** START OF DATA IN THIS EXERCISE **
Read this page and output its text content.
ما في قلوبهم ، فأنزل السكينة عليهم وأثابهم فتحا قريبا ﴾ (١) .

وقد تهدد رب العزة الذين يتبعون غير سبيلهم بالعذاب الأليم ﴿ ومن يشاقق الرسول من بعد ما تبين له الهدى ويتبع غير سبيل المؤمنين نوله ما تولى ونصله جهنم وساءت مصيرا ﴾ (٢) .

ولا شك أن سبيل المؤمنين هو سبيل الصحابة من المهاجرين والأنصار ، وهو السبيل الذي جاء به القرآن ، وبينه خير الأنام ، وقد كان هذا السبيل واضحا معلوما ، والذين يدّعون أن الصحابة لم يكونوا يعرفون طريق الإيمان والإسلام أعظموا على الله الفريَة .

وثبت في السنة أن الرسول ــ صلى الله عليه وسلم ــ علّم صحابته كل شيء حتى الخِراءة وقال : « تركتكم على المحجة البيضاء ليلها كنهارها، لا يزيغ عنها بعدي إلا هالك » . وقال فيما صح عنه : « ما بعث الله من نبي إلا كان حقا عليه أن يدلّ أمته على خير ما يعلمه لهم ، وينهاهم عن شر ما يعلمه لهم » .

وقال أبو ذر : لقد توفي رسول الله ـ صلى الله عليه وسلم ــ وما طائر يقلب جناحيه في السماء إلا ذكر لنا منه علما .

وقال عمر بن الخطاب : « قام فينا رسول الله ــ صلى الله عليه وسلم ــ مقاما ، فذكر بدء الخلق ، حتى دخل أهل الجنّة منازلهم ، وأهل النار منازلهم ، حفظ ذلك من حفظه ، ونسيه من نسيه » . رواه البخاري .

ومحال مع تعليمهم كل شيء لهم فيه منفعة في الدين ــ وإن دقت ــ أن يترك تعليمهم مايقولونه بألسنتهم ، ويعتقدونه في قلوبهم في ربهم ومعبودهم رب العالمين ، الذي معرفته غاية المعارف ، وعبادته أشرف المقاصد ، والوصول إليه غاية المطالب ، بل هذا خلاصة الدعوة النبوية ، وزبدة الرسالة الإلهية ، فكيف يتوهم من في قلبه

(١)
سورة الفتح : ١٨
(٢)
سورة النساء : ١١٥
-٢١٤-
** END OF DATA IN THIS EXERCISE **
**YOUR INSTRUCTIONS**
Give an exact copy of all the data shown above.

**WRITTEN REPLY**
Read this page and output its text content.
ما في قلوبهم ، فأنزل السكينة عليهم وأثابهم فتحا قريبا ﴾ (١) .

وقد تهدد رب العزة الذين يتبعون غير سبيلهم بالعذاب الأليم ﴿ ومن يشاقق الرسول من بعد ما تبين له الهدى ويتبع غير سبيل المؤمنين نوله ما تولى ونصله جهنم وساءت مصيرا ﴾ (٢) .

ولا شك أن سبيل المؤمنين هو سبيل الصحابة من المهاجرين والأنصار ، وهو السبيل الذي جاء به القرآن ، وبينه خير الأنام ، وقد كان هذا السبيل واضحا معلوما ، والذين يدّعون أن الصحابة لم يكونوا يعرفون طريق الإيمان والإسلام أعظموا على الله الفريَة .

وثبت في السنة أن الرسول ــ صلى الله عليه وسلم ــ علّم صحابته كل شيء حتى الخِراءة وقال : « تركتكم على المحجة البيضاء ليلها كنهارها، لا يزيغ عنها بعدي إلا هالك » . وقال فيما صح عنه : « ما بعث الله من نبي إلا كان حقا عليه أن يدلّ أمته على خير ما يعلمه لهم ، وينهاهم عن شر ما يعلمه لهم » .

وقال أبو ذر : لقد توفي رسول الله ـ صلى الله عليه وسلم ــ وما طائر يقلب جناحيه في السماء إلا ذكر لنا منه علما .

وقال عمر بن الخطاب : « قام فينا رسول الله ــ صلى الله عليه وسلم ــ مقاما ، فذكر بدء الخلق ، حتى دخل أهل الجنّة منازلهم ، وأهل النار منازلهم ، حفظ ذلك من حفظه ، ونسيه من نسيه » . رواه البخاري .

ومحال مع تعليمهم كل شيء لهم فيه منفعة في الدين ــ وإن دقت ــ أن يترك تعليمهم مايقولونه بألسنتهم ، ويعتقدونه في قلوبهم في ربهم ومعبودهم رب العالمين ، الذي معرفته غاية المعارف ، وعبادته أشرف المقاصد ، والوصول إليه غاية المطالب ، بل هذا خلاصة الدعوة النبوية ، وزبدة الرسالة الإلهية ، فكيف يتوهم من في قلبه

(١)
سورة الفتح : ١٨
(٢)
سورة النساء : ١١٥
-٢١٤-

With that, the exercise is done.